- _YOUR OBJECTIVE_:
Copy all the material below, exactly as it stands.

* begin *

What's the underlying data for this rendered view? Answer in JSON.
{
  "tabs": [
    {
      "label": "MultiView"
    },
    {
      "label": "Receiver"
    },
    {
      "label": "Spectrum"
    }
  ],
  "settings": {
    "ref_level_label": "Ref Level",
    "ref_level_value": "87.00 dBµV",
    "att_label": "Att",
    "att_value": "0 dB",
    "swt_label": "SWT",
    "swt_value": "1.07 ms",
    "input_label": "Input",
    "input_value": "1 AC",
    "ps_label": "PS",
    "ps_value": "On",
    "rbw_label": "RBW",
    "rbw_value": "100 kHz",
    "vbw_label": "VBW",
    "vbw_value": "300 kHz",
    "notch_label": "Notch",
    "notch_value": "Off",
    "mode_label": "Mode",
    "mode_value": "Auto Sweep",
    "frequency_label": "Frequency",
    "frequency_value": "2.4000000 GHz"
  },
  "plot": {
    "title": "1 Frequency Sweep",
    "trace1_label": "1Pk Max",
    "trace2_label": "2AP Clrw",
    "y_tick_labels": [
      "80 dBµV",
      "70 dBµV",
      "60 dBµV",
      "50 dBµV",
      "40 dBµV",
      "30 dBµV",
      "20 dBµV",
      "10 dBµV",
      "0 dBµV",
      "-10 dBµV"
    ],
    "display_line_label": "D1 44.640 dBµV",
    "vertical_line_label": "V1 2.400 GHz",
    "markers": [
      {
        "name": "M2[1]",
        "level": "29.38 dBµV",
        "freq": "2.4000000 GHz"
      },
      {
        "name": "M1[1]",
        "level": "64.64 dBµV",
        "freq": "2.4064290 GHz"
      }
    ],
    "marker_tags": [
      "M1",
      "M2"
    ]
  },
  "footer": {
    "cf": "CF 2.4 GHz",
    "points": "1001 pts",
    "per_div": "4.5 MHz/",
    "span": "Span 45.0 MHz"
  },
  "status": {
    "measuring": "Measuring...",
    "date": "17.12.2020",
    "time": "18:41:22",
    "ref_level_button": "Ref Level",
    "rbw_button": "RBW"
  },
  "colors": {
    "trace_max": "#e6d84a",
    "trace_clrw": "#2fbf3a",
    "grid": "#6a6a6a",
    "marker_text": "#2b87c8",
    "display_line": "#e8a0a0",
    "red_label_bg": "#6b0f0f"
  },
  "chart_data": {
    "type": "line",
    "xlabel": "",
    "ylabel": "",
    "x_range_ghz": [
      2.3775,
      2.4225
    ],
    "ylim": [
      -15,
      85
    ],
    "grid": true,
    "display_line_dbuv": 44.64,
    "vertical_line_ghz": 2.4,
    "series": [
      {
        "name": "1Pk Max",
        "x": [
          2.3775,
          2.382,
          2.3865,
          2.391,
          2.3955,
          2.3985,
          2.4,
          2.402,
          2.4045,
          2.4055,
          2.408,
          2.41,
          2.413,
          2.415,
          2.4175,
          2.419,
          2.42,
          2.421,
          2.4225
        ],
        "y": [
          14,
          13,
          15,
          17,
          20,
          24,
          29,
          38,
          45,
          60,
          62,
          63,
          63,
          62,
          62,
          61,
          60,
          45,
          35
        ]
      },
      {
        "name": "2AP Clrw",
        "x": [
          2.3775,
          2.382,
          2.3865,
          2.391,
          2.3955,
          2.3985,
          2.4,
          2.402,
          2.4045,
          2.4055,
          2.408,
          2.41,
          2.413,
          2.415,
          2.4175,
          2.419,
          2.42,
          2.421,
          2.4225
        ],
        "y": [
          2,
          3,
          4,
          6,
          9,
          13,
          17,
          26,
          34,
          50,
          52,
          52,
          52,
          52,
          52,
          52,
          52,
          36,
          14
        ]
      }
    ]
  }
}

* end *

- _EXERCISE OUTPUT_:
What's the underlying data for this rendered view? Answer in JSON.
{
  "tabs": [
    {
      "label": "MultiView"
    },
    {
      "label": "Receiver"
    },
    {
      "label": "Spectrum"
    }
  ],
  "settings": {
    "ref_level_label": "Ref Level",
    "ref_level_value": "87.00 dBµV",
    "att_label": "Att",
    "att_value": "0 dB",
    "swt_label": "SWT",
    "swt_value": "1.07 ms",
    "input_label": "Input",
    "input_value": "1 AC",
    "ps_label": "PS",
    "ps_value": "On",
    "rbw_label": "RBW",
    "rbw_value": "100 kHz",
    "vbw_label": "VBW",
    "vbw_value": "300 kHz",
    "notch_label": "Notch",
    "notch_value": "Off",
    "mode_label": "Mode",
    "mode_value": "Auto Sweep",
    "frequency_label": "Frequency",
    "frequency_value": "2.4000000 GHz"
  },
  "plot": {
    "title": "1 Frequency Sweep",
    "trace1_label": "1Pk Max",
    "trace2_label": "2AP Clrw",
    "y_tick_labels": [
      "80 dBµV",
      "70 dBµV",
      "60 dBµV",
      "50 dBµV",
      "40 dBµV",
      "30 dBµV",
      "20 dBµV",
      "10 dBµV",
      "0 dBµV",
      "-10 dBµV"
    ],
    "display_line_label": "D1 44.640 dBµV",
    "vertical_line_label": "V1 2.400 GHz",
    "markers": [
      {
        "name": "M2[1]",
        "level": "29.38 dBµV",
        "freq": "2.4000000 GHz"
      },
      {
        "name": "M1[1]",
        "level": "64.64 dBµV",
        "freq": "2.4064290 GHz"
      }
    ],
    "marker_tags": [
      "M1",
      "M2"
    ]
  },
  "footer": {
    "cf": "CF 2.4 GHz",
    "points": "1001 pts",
    "per_div": "4.5 MHz/",
    "span": "Span 45.0 MHz"
  },
  "status": {
    "measuring": "Measuring...",
    "date": "17.12.2020",
    "time": "18:41:22",
    "ref_level_button": "Ref Level",
    "rbw_button": "RBW"
  },
  "colors": {
    "trace_max": "#e6d84a",
    "trace_clrw": "#2fbf3a",
    "grid": "#6a6a6a",
    "marker_text": "#2b87c8",
    "display_line": "#e8a0a0",
    "red_label_bg": "#6b0f0f"
  },
  "chart_data": {
    "type": "line",
    "xlabel": "",
    "ylabel": "",
    "x_range_ghz": [
      2.3775,
      2.4225
    ],
    "ylim": [
      -15,
      85
    ],
    "grid": true,
    "display_line_dbuv": 44.64,
    "vertical_line_ghz": 2.4,
    "series": [
      {
        "name": "1Pk Max",
        "x": [
          2.3775,
          2.382,
          2.3865,
          2.391,
          2.3955,
          2.3985,
          2.4,
          2.402,
          2.4045,
          2.4055,
          2.408,
          2.41,
          2.413,
          2.415,
          2.4175,
          2.419,
          2.42,
          2.421,
          2.4225
        ],
        "y": [
          14,
          13,
          15,
          17,
          20,
          24,
          29,
          38,
          45,
          60,
          62,
          63,
          63,
          62,
          62,
          61,
          60,
          45,
          35
        ]
      },
      {
        "name": "2AP Clrw",
        "x": [
          2.3775,
          2.382,
          2.3865,
          2.391,
          2.3955,
          2.3985,
          2.4,
          2.402,
          2.4045,
          2.4055,
          2.408,
          2.41,
          2.413,
          2.415,
          2.4175,
          2.419,
          2.42,
          2.421,
          2.4225
        ],
        "y": [
          2,
          3,
          4,
          6,
          9,
          13,
          17,
          26,
          34,
          50,
          52,
          52,
          52,
          52,
          52,
          52,
          52,
          36,
          14
        ]
      }
    ]
  }
}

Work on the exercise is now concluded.